Data lines →
** begin **

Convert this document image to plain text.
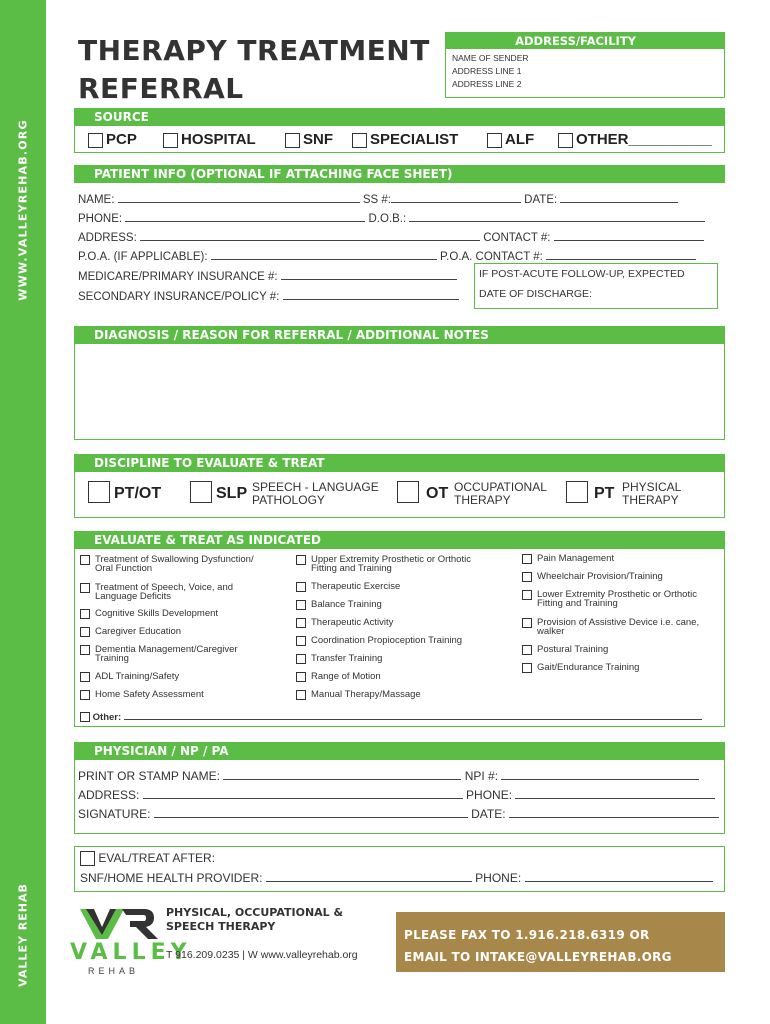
WWW.VALLEYREHAB.ORG
VALLEY REHAB
THERAPY TREATMENT
REFERRAL
ADDRESS/FACILITY
NAME OF SENDER
ADDRESS LINE 1
ADDRESS LINE 2
SOURCE
PCP	HOSPITAL	SNF	SPECIALIST	ALF	OTHER__________
PATIENT INFO (OPTIONAL IF ATTACHING FACE SHEET)
NAME:	SS #:	DATE:
PHONE:	D.O.B.:
ADDRESS:	CONTACT #:
P.O.A. (IF APPLICABLE):	P.O.A. CONTACT #:
MEDICARE/PRIMARY INSURANCE #:
SECONDARY INSURANCE/POLICY #:
IF POST-ACUTE FOLLOW-UP, EXPECTED
DATE OF DISCHARGE:
DIAGNOSIS / REASON FOR REFERRAL / ADDITIONAL NOTES
DISCIPLINE TO EVALUATE & TREAT
PT/OT	SLP SPEECH - LANGUAGE
PATHOLOGY	OT OCCUPATIONAL
THERAPY	PT PHYSICAL
THERAPY
EVALUATE & TREAT AS INDICATED
Treatment of Swallowing Dysfunction/
Oral Function
Treatment of Speech, Voice, and
Language Deficits
Cognitive Skills Development
Caregiver Education
Dementia Management/Caregiver
Training
ADL Training/Safety
Home Safety Assessment
Upper Extremity Prosthetic or Orthotic
Fitting and Training
Therapeutic Exercise
Balance Training
Therapeutic Activity
Coordination Propioception Training
Transfer Training
Range of Motion
Manual Therapy/Massage
Pain Management
Wheelchair Provision/Training
Lower Extremity Prosthetic or Orthotic
Fitting and Training
Provision of Assistive Device i.e. cane,
walker
Postural Training
Gait/Endurance Training
Other:
PHYSICIAN / NP / PA
PRINT OR STAMP NAME:	NPI #:
ADDRESS:	PHONE:
SIGNATURE:	DATE:
EVAL/TREAT AFTER:
SNF/HOME HEALTH PROVIDER:	PHONE:
VALLEY
REHAB
PHYSICAL, OCCUPATIONAL &
SPEECH THERAPY
T 916.209.0235 | W www.valleyrehab.org
PLEASE FAX TO 1.916.218.6319 OR
EMAIL TO INTAKE@VALLEYREHAB.ORG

** end **

Problem → Reproduce each entry precisely. Leave the pictures out.

Final answer →
Convert this document image to plain text.
WWW.VALLEYREHAB.ORG
VALLEY REHAB
THERAPY TREATMENT
REFERRAL
ADDRESS/FACILITY
NAME OF SENDER
ADDRESS LINE 1
ADDRESS LINE 2
SOURCE
PCP	HOSPITAL	SNF	SPECIALIST	ALF	OTHER__________
PATIENT INFO (OPTIONAL IF ATTACHING FACE SHEET)
NAME:	SS #:	DATE:
PHONE:	D.O.B.:
ADDRESS:	CONTACT #:
P.O.A. (IF APPLICABLE):	P.O.A. CONTACT #:
MEDICARE/PRIMARY INSURANCE #:
SECONDARY INSURANCE/POLICY #:
IF POST-ACUTE FOLLOW-UP, EXPECTED
DATE OF DISCHARGE:
DIAGNOSIS / REASON FOR REFERRAL / ADDITIONAL NOTES
DISCIPLINE TO EVALUATE & TREAT
PT/OT	SLP SPEECH - LANGUAGE
PATHOLOGY	OT OCCUPATIONAL
THERAPY	PT PHYSICAL
THERAPY
EVALUATE & TREAT AS INDICATED
Treatment of Swallowing Dysfunction/
Oral Function
Treatment of Speech, Voice, and
Language Deficits
Cognitive Skills Development
Caregiver Education
Dementia Management/Caregiver
Training
ADL Training/Safety
Home Safety Assessment
Upper Extremity Prosthetic or Orthotic
Fitting and Training
Therapeutic Exercise
Balance Training
Therapeutic Activity
Coordination Propioception Training
Transfer Training
Range of Motion
Manual Therapy/Massage
Pain Management
Wheelchair Provision/Training
Lower Extremity Prosthetic or Orthotic
Fitting and Training
Provision of Assistive Device i.e. cane,
walker
Postural Training
Gait/Endurance Training
Other:
PHYSICIAN / NP / PA
PRINT OR STAMP NAME:	NPI #:
ADDRESS:	PHONE:
SIGNATURE:	DATE:
EVAL/TREAT AFTER:
SNF/HOME HEALTH PROVIDER:	PHONE:
VALLEY
REHAB
PHYSICAL, OCCUPATIONAL &
SPEECH THERAPY
T 916.209.0235 | W www.valleyrehab.org
PLEASE FAX TO 1.916.218.6319 OR
EMAIL TO INTAKE@VALLEYREHAB.ORG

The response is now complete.